- **WHAT IS ASKED**
Identify the lines holding "Network" and copy them.

- **RECORDS FOR THE TASK**
####################

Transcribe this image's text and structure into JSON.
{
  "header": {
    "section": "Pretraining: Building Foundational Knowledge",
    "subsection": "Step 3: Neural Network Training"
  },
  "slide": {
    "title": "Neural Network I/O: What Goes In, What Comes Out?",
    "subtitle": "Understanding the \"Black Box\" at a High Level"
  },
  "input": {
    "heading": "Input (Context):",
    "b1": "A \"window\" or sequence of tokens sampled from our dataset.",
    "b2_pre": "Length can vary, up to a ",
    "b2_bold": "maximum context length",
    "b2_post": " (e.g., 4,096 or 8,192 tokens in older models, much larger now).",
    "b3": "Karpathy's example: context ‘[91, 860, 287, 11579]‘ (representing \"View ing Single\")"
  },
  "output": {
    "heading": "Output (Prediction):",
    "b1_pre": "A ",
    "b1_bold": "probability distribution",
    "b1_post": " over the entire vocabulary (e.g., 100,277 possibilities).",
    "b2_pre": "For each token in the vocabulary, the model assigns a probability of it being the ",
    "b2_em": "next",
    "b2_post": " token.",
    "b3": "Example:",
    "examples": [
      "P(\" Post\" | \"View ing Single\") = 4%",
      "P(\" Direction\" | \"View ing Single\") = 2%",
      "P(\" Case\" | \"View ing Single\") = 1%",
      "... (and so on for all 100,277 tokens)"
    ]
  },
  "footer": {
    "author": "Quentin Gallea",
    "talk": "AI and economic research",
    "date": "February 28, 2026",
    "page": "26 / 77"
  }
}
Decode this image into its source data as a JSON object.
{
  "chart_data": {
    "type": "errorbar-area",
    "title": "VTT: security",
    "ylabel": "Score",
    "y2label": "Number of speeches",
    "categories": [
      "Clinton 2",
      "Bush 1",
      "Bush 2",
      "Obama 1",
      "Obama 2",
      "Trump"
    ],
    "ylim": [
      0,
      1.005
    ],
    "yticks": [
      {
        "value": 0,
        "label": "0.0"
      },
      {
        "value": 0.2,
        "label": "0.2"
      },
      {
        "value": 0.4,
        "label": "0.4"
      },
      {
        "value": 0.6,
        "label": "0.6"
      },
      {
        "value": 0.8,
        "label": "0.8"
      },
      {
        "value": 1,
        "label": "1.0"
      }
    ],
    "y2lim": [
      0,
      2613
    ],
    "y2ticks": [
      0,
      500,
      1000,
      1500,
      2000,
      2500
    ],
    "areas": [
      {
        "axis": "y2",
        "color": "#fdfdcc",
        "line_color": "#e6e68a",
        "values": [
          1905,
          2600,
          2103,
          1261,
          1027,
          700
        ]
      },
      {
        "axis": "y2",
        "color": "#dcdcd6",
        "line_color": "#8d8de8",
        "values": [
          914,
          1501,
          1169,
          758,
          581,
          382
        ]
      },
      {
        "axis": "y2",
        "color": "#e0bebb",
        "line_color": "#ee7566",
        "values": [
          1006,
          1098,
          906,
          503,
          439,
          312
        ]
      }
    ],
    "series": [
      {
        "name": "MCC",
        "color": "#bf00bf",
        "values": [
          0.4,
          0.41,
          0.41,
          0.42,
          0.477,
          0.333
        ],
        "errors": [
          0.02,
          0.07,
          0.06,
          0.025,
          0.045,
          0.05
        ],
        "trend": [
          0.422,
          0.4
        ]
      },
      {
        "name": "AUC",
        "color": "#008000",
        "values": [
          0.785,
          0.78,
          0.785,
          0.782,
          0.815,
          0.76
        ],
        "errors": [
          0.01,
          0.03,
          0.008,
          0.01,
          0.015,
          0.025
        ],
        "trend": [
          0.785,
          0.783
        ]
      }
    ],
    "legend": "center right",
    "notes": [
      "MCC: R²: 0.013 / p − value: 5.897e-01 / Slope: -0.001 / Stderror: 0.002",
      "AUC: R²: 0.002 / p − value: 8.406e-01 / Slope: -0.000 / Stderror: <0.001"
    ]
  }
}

####################

- **CORRECT RESPONSE**
    "subsection": "Step 3: Neural Network Training"
    "title": "Neural Network I/O: What Goes In, What Comes Out?",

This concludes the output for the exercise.